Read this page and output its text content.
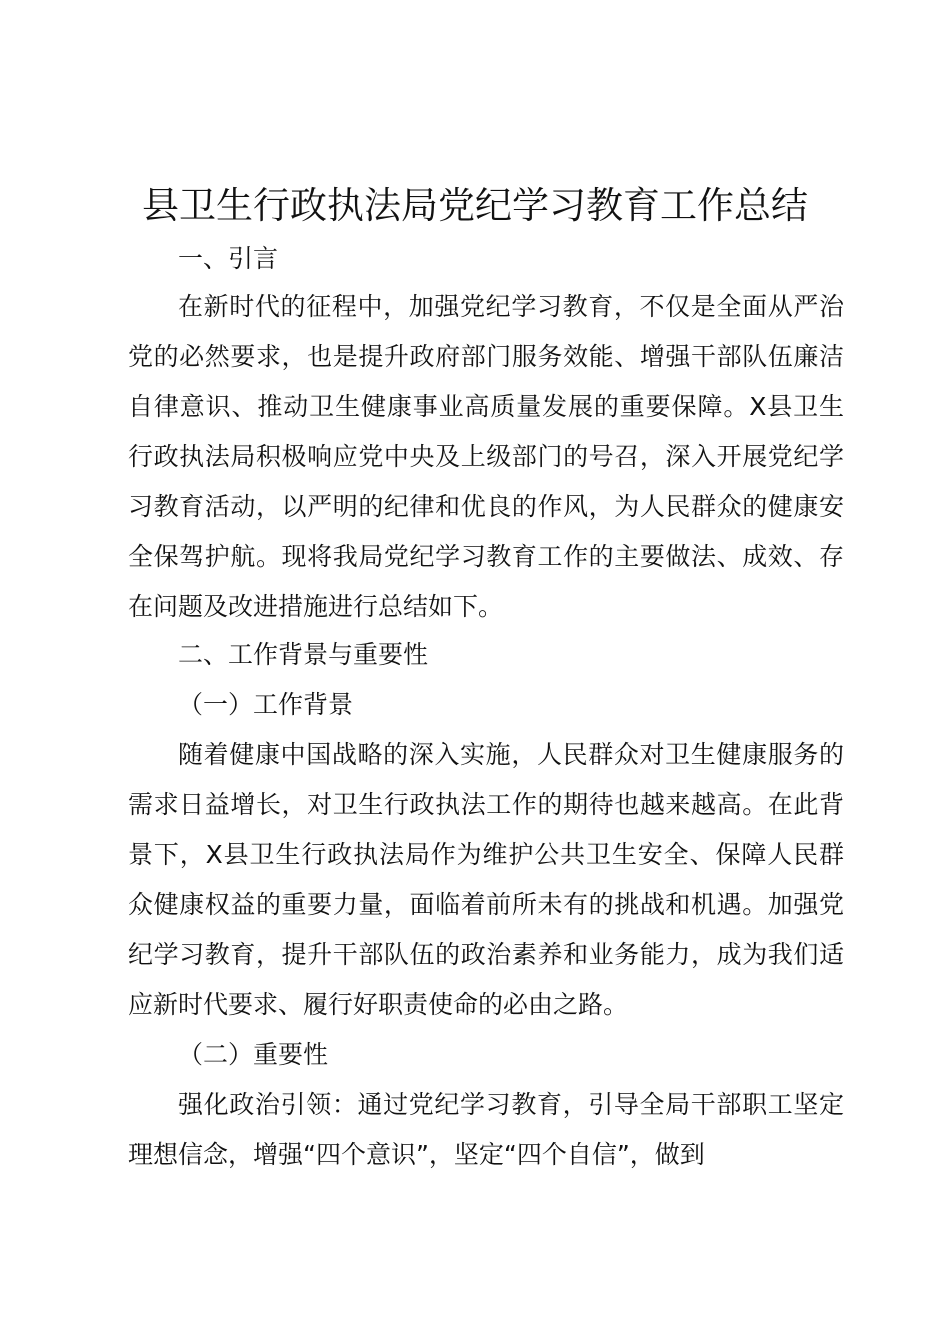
县卫生行政执法局党纪学习教育工作总结

一、引言

在新时代的征程中，加强党纪学习教育，不仅是全面从严治党的必然要求，也是提升政府部门服务效能、增强干部队伍廉洁自律意识、推动卫生健康事业高质量发展的重要保障。X县卫生行政执法局积极响应党中央及上级部门的号召，深入开展党纪学习教育活动，以严明的纪律和优良的作风，为人民群众的健康安全保驾护航。现将我局党纪学习教育工作的主要做法、成效、存在问题及改进措施进行总结如下。

二、工作背景与重要性

（一）工作背景

随着健康中国战略的深入实施，人民群众对卫生健康服务的需求日益增长，对卫生行政执法工作的期待也越来越高。在此背景下，X县卫生行政执法局作为维护公共卫生安全、保障人民群众健康权益的重要力量，面临着前所未有的挑战和机遇。加强党纪学习教育，提升干部队伍的政治素养和业务能力，成为我们适应新时代要求、履行好职责使命的必由之路。

（二）重要性

强化政治引领：通过党纪学习教育，引导全局干部职工坚定理想信念，增强“四个意识”，坚定“四个自信”，做到
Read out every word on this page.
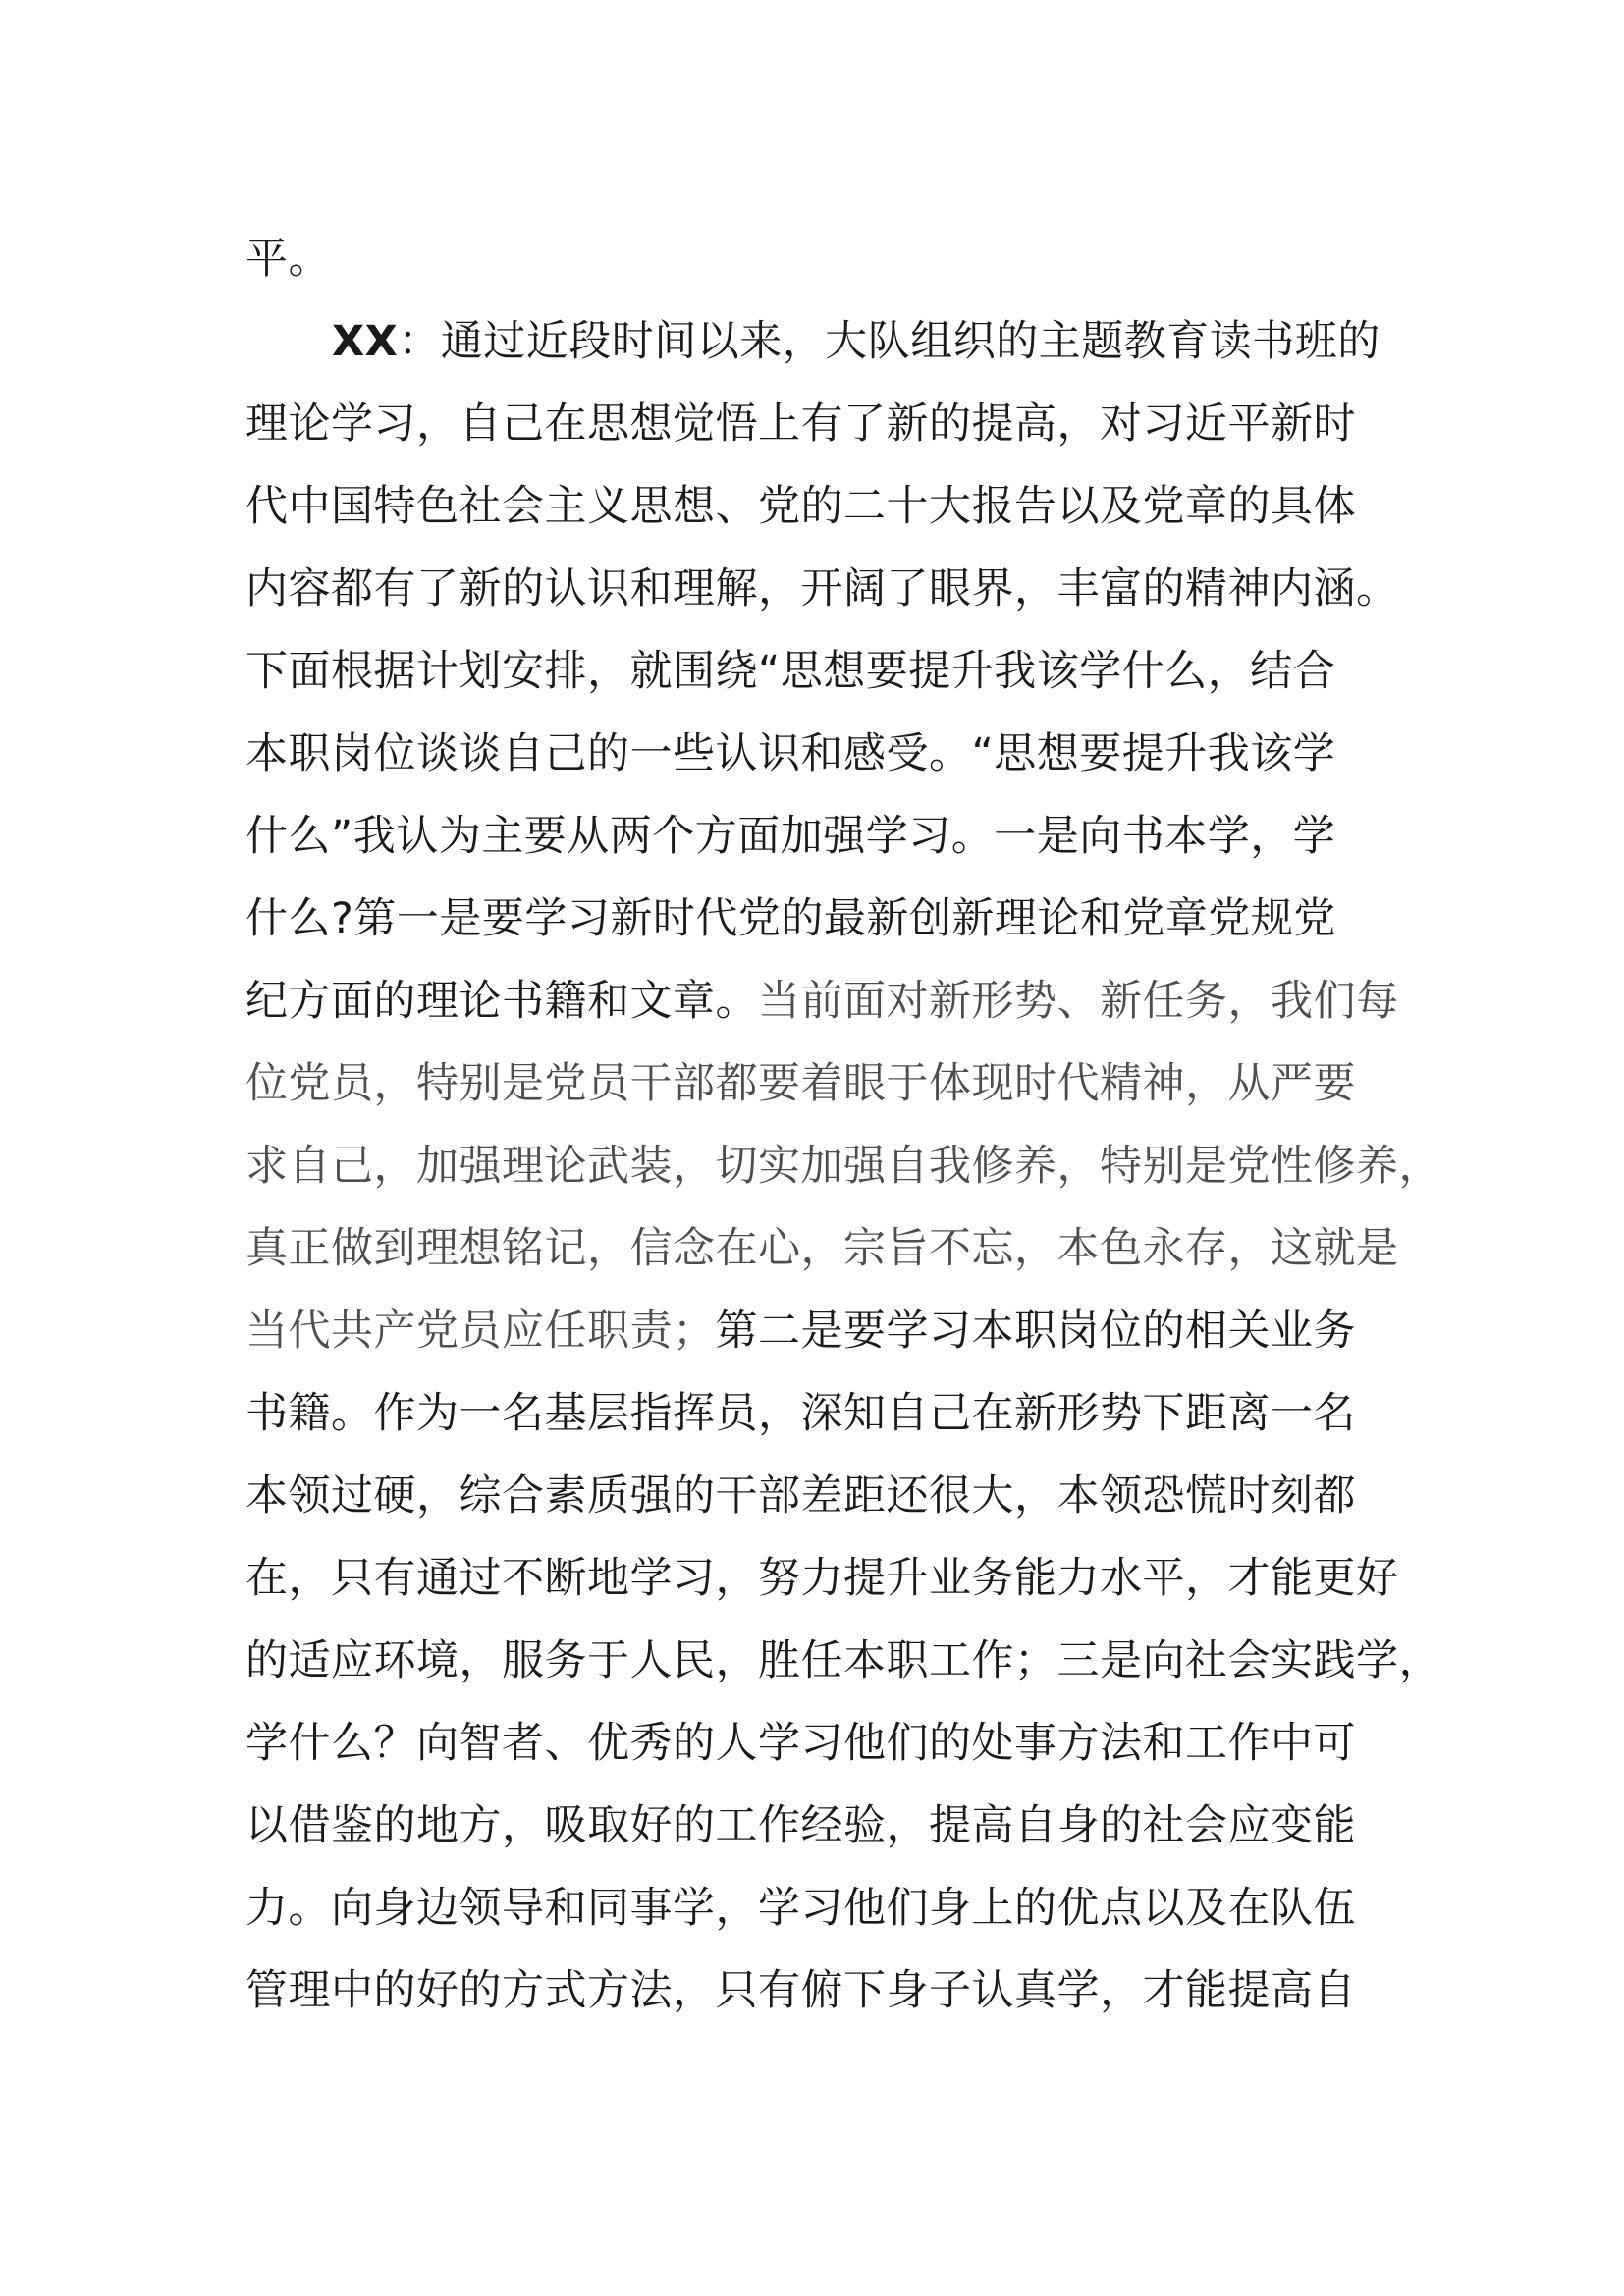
平。
XX：通过近段时间以来，大队组织的主题教育读书班的
理论学习，自己在思想觉悟上有了新的提高，对习近平新时
代中国特色社会主义思想、党的二十大报告以及党章的具体
内容都有了新的认识和理解，开阔了眼界，丰富的精神内涵。
下面根据计划安排，就围绕“思想要提升我该学什么，结合
本职岗位谈谈自己的一些认识和感受。“思想要提升我该学
什么”我认为主要从两个方面加强学习。一是向书本学，学
什么?第一是要学习新时代党的最新创新理论和党章党规党
纪方面的理论书籍和文章。当前面对新形势、新任务，我们每
位党员，特别是党员干部都要着眼于体现时代精神，从严要
求自己，加强理论武装，切实加强自我修养，特别是党性修养，
真正做到理想铭记，信念在心，宗旨不忘，本色永存，这就是
当代共产党员应任职责；第二是要学习本职岗位的相关业务
书籍。作为一名基层指挥员，深知自己在新形势下距离一名
本领过硬，综合素质强的干部差距还很大，本领恐慌时刻都
在，只有通过不断地学习，努力提升业务能力水平，才能更好
的适应环境，服务于人民，胜任本职工作；三是向社会实践学，
学什么？向智者、优秀的人学习他们的处事方法和工作中可
以借鉴的地方，吸取好的工作经验，提高自身的社会应变能
力。向身边领导和同事学，学习他们身上的优点以及在队伍
管理中的好的方式方法，只有俯下身子认真学，才能提高自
================
What is being asked — Transcribe all the records above word for word, without their images.

Exercise output —
Read this page and output its text content.
县卫生行政执法局党纪学习教育工作总结

一、引言

在新时代的征程中，加强党纪学习教育，不仅是全面从严治党的必然要求，也是提升政府部门服务效能、增强干部队伍廉洁自律意识、推动卫生健康事业高质量发展的重要保障。X县卫生行政执法局积极响应党中央及上级部门的号召，深入开展党纪学习教育活动，以严明的纪律和优良的作风，为人民群众的健康安全保驾护航。现将我局党纪学习教育工作的主要做法、成效、存在问题及改进措施进行总结如下。

二、工作背景与重要性

（一）工作背景

随着健康中国战略的深入实施，人民群众对卫生健康服务的需求日益增长，对卫生行政执法工作的期待也越来越高。在此背景下，X县卫生行政执法局作为维护公共卫生安全、保障人民群众健康权益的重要力量，面临着前所未有的挑战和机遇。加强党纪学习教育，提升干部队伍的政治素养和业务能力，成为我们适应新时代要求、履行好职责使命的必由之路。

（二）重要性

强化政治引领：通过党纪学习教育，引导全局干部职工坚定理想信念，增强“四个意识”，坚定“四个自信”，做到
Read out every word on this page.
平。
XX：通过近段时间以来，大队组织的主题教育读书班的
理论学习，自己在思想觉悟上有了新的提高，对习近平新时
代中国特色社会主义思想、党的二十大报告以及党章的具体
内容都有了新的认识和理解，开阔了眼界，丰富的精神内涵。
下面根据计划安排，就围绕“思想要提升我该学什么，结合
本职岗位谈谈自己的一些认识和感受。“思想要提升我该学
什么”我认为主要从两个方面加强学习。一是向书本学，学
什么?第一是要学习新时代党的最新创新理论和党章党规党
纪方面的理论书籍和文章。当前面对新形势、新任务，我们每
位党员，特别是党员干部都要着眼于体现时代精神，从严要
求自己，加强理论武装，切实加强自我修养，特别是党性修养，
真正做到理想铭记，信念在心，宗旨不忘，本色永存，这就是
当代共产党员应任职责；第二是要学习本职岗位的相关业务
书籍。作为一名基层指挥员，深知自己在新形势下距离一名
本领过硬，综合素质强的干部差距还很大，本领恐慌时刻都
在，只有通过不断地学习，努力提升业务能力水平，才能更好
的适应环境，服务于人民，胜任本职工作；三是向社会实践学，
学什么？向智者、优秀的人学习他们的处事方法和工作中可
以借鉴的地方，吸取好的工作经验，提高自身的社会应变能
力。向身边领导和同事学，学习他们身上的优点以及在队伍
管理中的好的方式方法，只有俯下身子认真学，才能提高自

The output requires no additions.